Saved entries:

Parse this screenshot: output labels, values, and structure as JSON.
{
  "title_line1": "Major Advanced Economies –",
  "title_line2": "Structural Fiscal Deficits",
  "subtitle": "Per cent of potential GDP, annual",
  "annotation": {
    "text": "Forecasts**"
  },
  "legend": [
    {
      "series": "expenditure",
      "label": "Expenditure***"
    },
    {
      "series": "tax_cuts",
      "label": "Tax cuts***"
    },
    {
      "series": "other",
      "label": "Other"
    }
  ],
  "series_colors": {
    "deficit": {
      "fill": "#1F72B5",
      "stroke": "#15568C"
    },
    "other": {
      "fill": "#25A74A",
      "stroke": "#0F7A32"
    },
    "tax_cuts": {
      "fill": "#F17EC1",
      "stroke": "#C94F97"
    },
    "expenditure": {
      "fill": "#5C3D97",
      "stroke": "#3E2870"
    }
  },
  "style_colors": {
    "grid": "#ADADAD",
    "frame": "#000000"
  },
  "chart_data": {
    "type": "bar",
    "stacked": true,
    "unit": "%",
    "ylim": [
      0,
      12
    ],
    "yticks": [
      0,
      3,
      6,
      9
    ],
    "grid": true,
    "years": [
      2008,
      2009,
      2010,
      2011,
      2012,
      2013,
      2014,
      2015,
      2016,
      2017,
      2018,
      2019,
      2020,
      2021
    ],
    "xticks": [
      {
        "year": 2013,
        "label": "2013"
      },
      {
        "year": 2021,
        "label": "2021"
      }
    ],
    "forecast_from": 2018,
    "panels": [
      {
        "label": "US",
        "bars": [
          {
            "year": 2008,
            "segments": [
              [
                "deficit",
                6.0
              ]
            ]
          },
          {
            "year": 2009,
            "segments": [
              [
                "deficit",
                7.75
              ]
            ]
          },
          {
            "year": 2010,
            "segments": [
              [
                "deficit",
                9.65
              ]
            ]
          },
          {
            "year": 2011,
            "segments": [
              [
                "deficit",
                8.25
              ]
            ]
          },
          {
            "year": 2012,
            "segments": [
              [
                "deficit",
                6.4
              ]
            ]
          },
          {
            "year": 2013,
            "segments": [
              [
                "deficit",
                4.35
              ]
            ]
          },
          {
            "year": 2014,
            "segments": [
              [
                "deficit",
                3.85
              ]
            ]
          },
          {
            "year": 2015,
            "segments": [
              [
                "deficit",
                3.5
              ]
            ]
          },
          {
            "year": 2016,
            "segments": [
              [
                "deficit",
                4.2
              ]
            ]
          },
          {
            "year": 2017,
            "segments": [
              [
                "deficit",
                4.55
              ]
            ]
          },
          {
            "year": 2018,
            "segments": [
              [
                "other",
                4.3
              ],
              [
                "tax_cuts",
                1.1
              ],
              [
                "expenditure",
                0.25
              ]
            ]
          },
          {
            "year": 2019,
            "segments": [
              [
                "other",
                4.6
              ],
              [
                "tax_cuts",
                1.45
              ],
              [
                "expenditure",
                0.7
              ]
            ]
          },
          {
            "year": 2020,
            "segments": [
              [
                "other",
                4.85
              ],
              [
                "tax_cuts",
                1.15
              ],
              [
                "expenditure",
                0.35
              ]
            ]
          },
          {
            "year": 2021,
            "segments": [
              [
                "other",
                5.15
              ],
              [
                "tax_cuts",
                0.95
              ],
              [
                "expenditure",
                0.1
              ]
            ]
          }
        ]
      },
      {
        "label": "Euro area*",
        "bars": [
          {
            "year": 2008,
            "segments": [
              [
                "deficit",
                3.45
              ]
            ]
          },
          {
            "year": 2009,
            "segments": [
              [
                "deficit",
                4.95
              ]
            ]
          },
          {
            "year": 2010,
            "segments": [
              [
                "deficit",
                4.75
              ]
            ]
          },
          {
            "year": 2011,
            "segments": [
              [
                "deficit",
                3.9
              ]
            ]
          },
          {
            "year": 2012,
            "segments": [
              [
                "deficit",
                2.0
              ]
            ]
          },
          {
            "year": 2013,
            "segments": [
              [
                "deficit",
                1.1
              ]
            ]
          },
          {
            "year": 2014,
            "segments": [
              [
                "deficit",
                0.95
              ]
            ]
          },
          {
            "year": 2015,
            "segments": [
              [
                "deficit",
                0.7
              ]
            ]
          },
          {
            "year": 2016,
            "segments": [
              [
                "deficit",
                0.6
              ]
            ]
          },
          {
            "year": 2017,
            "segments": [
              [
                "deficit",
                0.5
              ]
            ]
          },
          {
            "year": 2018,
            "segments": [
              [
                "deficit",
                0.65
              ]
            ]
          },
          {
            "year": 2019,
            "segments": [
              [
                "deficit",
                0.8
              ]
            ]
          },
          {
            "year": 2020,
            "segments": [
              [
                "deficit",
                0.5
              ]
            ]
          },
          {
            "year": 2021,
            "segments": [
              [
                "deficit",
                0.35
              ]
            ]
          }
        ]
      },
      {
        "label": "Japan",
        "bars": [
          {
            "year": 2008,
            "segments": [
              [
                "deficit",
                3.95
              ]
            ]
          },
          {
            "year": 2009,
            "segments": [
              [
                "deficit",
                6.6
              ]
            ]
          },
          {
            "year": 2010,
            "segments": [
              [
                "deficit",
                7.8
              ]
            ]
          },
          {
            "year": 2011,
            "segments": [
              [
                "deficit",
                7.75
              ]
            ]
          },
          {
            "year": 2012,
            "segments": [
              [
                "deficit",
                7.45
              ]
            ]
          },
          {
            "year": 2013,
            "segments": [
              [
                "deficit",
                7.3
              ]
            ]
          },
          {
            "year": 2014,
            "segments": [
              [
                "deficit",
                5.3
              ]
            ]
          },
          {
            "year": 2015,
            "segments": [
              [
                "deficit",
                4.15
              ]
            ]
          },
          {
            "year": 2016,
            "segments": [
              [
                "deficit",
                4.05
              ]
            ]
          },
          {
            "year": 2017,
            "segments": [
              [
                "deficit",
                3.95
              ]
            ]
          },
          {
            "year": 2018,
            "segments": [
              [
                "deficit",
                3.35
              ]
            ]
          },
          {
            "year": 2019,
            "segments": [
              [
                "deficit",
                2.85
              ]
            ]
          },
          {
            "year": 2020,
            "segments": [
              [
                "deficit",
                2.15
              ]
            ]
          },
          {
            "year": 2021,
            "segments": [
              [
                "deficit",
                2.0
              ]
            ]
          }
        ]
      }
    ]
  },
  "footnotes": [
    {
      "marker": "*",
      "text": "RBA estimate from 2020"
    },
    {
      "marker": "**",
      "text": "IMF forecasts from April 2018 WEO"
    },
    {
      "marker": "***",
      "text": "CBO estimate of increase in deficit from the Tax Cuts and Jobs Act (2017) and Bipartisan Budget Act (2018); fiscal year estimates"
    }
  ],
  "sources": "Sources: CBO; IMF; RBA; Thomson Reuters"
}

SHORT TASK:
Type out the entries again, word for word.

THE SOLUTION:
Parse this screenshot: output labels, values, and structure as JSON.
{
  "title_line1": "Major Advanced Economies –",
  "title_line2": "Structural Fiscal Deficits",
  "subtitle": "Per cent of potential GDP, annual",
  "annotation": {
    "text": "Forecasts**"
  },
  "legend": [
    {
      "series": "expenditure",
      "label": "Expenditure***"
    },
    {
      "series": "tax_cuts",
      "label": "Tax cuts***"
    },
    {
      "series": "other",
      "label": "Other"
    }
  ],
  "series_colors": {
    "deficit": {
      "fill": "#1F72B5",
      "stroke": "#15568C"
    },
    "other": {
      "fill": "#25A74A",
      "stroke": "#0F7A32"
    },
    "tax_cuts": {
      "fill": "#F17EC1",
      "stroke": "#C94F97"
    },
    "expenditure": {
      "fill": "#5C3D97",
      "stroke": "#3E2870"
    }
  },
  "style_colors": {
    "grid": "#ADADAD",
    "frame": "#000000"
  },
  "chart_data": {
    "type": "bar",
    "stacked": true,
    "unit": "%",
    "ylim": [
      0,
      12
    ],
    "yticks": [
      0,
      3,
      6,
      9
    ],
    "grid": true,
    "years": [
      2008,
      2009,
      2010,
      2011,
      2012,
      2013,
      2014,
      2015,
      2016,
      2017,
      2018,
      2019,
      2020,
      2021
    ],
    "xticks": [
      {
        "year": 2013,
        "label": "2013"
      },
      {
        "year": 2021,
        "label": "2021"
      }
    ],
    "forecast_from": 2018,
    "panels": [
      {
        "label": "US",
        "bars": [
          {
            "year": 2008,
            "segments": [
              [
                "deficit",
                6.0
              ]
            ]
          },
          {
            "year": 2009,
            "segments": [
              [
                "deficit",
                7.75
              ]
            ]
          },
          {
            "year": 2010,
            "segments": [
              [
                "deficit",
                9.65
              ]
            ]
          },
          {
            "year": 2011,
            "segments": [
              [
                "deficit",
                8.25
              ]
            ]
          },
          {
            "year": 2012,
            "segments": [
              [
                "deficit",
                6.4
              ]
            ]
          },
          {
            "year": 2013,
            "segments": [
              [
                "deficit",
                4.35
              ]
            ]
          },
          {
            "year": 2014,
            "segments": [
              [
                "deficit",
                3.85
              ]
            ]
          },
          {
            "year": 2015,
            "segments": [
              [
                "deficit",
                3.5
              ]
            ]
          },
          {
            "year": 2016,
            "segments": [
              [
                "deficit",
                4.2
              ]
            ]
          },
          {
            "year": 2017,
            "segments": [
              [
                "deficit",
                4.55
              ]
            ]
          },
          {
            "year": 2018,
            "segments": [
              [
                "other",
                4.3
              ],
              [
                "tax_cuts",
                1.1
              ],
              [
                "expenditure",
                0.25
              ]
            ]
          },
          {
            "year": 2019,
            "segments": [
              [
                "other",
                4.6
              ],
              [
                "tax_cuts",
                1.45
              ],
              [
                "expenditure",
                0.7
              ]
            ]
          },
          {
            "year": 2020,
            "segments": [
              [
                "other",
                4.85
              ],
              [
                "tax_cuts",
                1.15
              ],
              [
                "expenditure",
                0.35
              ]
            ]
          },
          {
            "year": 2021,
            "segments": [
              [
                "other",
                5.15
              ],
              [
                "tax_cuts",
                0.95
              ],
              [
                "expenditure",
                0.1
              ]
            ]
          }
        ]
      },
      {
        "label": "Euro area*",
        "bars": [
          {
            "year": 2008,
            "segments": [
              [
                "deficit",
                3.45
              ]
            ]
          },
          {
            "year": 2009,
            "segments": [
              [
                "deficit",
                4.95
              ]
            ]
          },
          {
            "year": 2010,
            "segments": [
              [
                "deficit",
                4.75
              ]
            ]
          },
          {
            "year": 2011,
            "segments": [
              [
                "deficit",
                3.9
              ]
            ]
          },
          {
            "year": 2012,
            "segments": [
              [
                "deficit",
                2.0
              ]
            ]
          },
          {
            "year": 2013,
            "segments": [
              [
                "deficit",
                1.1
              ]
            ]
          },
          {
            "year": 2014,
            "segments": [
              [
                "deficit",
                0.95
              ]
            ]
          },
          {
            "year": 2015,
            "segments": [
              [
                "deficit",
                0.7
              ]
            ]
          },
          {
            "year": 2016,
            "segments": [
              [
                "deficit",
                0.6
              ]
            ]
          },
          {
            "year": 2017,
            "segments": [
              [
                "deficit",
                0.5
              ]
            ]
          },
          {
            "year": 2018,
            "segments": [
              [
                "deficit",
                0.65
              ]
            ]
          },
          {
            "year": 2019,
            "segments": [
              [
                "deficit",
                0.8
              ]
            ]
          },
          {
            "year": 2020,
            "segments": [
              [
                "deficit",
                0.5
              ]
            ]
          },
          {
            "year": 2021,
            "segments": [
              [
                "deficit",
                0.35
              ]
            ]
          }
        ]
      },
      {
        "label": "Japan",
        "bars": [
          {
            "year": 2008,
            "segments": [
              [
                "deficit",
                3.95
              ]
            ]
          },
          {
            "year": 2009,
            "segments": [
              [
                "deficit",
                6.6
              ]
            ]
          },
          {
            "year": 2010,
            "segments": [
              [
                "deficit",
                7.8
              ]
            ]
          },
          {
            "year": 2011,
            "segments": [
              [
                "deficit",
                7.75
              ]
            ]
          },
          {
            "year": 2012,
            "segments": [
              [
                "deficit",
                7.45
              ]
            ]
          },
          {
            "year": 2013,
            "segments": [
              [
                "deficit",
                7.3
              ]
            ]
          },
          {
            "year": 2014,
            "segments": [
              [
                "deficit",
                5.3
              ]
            ]
          },
          {
            "year": 2015,
            "segments": [
              [
                "deficit",
                4.15
              ]
            ]
          },
          {
            "year": 2016,
            "segments": [
              [
                "deficit",
                4.05
              ]
            ]
          },
          {
            "year": 2017,
            "segments": [
              [
                "deficit",
                3.95
              ]
            ]
          },
          {
            "year": 2018,
            "segments": [
              [
                "deficit",
                3.35
              ]
            ]
          },
          {
            "year": 2019,
            "segments": [
              [
                "deficit",
                2.85
              ]
            ]
          },
          {
            "year": 2020,
            "segments": [
              [
                "deficit",
                2.15
              ]
            ]
          },
          {
            "year": 2021,
            "segments": [
              [
                "deficit",
                2.0
              ]
            ]
          }
        ]
      }
    ]
  },
  "footnotes": [
    {
      "marker": "*",
      "text": "RBA estimate from 2020"
    },
    {
      "marker": "**",
      "text": "IMF forecasts from April 2018 WEO"
    },
    {
      "marker": "***",
      "text": "CBO estimate of increase in deficit from the Tax Cuts and Jobs Act (2017) and Bipartisan Budget Act (2018); fiscal year estimates"
    }
  ],
  "sources": "Sources: CBO; IMF; RBA; Thomson Reuters"
}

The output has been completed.